> [STATED PROBLEM]: Repeat every one of the entries below line by line, without changing a single character.

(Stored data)
_ _ _ _

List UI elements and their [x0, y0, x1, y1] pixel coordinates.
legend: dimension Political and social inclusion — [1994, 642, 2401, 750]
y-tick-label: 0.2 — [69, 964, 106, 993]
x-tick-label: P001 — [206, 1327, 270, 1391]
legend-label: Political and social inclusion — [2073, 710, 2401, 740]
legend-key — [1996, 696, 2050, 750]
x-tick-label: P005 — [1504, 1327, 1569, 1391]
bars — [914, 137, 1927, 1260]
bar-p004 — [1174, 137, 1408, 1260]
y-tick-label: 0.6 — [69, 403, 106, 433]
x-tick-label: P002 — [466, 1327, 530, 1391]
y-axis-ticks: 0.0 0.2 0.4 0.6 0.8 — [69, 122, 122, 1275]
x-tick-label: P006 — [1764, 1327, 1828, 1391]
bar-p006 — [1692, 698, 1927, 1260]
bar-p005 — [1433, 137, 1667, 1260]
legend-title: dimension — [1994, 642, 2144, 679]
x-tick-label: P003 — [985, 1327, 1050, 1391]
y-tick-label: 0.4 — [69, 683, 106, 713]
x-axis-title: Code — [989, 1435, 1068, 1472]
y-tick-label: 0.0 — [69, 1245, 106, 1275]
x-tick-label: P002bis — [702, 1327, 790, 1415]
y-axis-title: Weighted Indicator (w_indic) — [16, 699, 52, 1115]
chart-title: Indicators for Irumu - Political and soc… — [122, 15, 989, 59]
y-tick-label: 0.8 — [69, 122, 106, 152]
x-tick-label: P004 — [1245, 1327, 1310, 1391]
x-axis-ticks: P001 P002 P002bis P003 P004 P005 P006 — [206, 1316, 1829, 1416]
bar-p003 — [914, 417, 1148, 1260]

_ _ _ _

> [WRITTEN ANSWER]:
List UI elements and their [x0, y0, x1, y1] pixel coordinates.
legend: dimension Political and social inclusion — [1994, 642, 2401, 750]
y-tick-label: 0.2 — [69, 964, 106, 993]
x-tick-label: P001 — [206, 1327, 270, 1391]
legend-label: Political and social inclusion — [2073, 710, 2401, 740]
legend-key — [1996, 696, 2050, 750]
x-tick-label: P005 — [1504, 1327, 1569, 1391]
bars — [914, 137, 1927, 1260]
bar-p004 — [1174, 137, 1408, 1260]
y-tick-label: 0.6 — [69, 403, 106, 433]
x-tick-label: P002 — [466, 1327, 530, 1391]
y-axis-ticks: 0.0 0.2 0.4 0.6 0.8 — [69, 122, 122, 1275]
x-tick-label: P006 — [1764, 1327, 1828, 1391]
bar-p006 — [1692, 698, 1927, 1260]
bar-p005 — [1433, 137, 1667, 1260]
legend-title: dimension — [1994, 642, 2144, 679]
x-tick-label: P003 — [985, 1327, 1050, 1391]
y-tick-label: 0.4 — [69, 683, 106, 713]
x-axis-title: Code — [989, 1435, 1068, 1472]
y-tick-label: 0.0 — [69, 1245, 106, 1275]
x-tick-label: P002bis — [702, 1327, 790, 1415]
y-axis-title: Weighted Indicator (w_indic) — [16, 699, 52, 1115]
chart-title: Indicators for Irumu - Political and soc… — [122, 15, 989, 59]
y-tick-label: 0.8 — [69, 122, 106, 152]
x-tick-label: P004 — [1245, 1327, 1310, 1391]
x-axis-ticks: P001 P002 P002bis P003 P004 P005 P006 — [206, 1316, 1829, 1416]
bar-p003 — [914, 417, 1148, 1260]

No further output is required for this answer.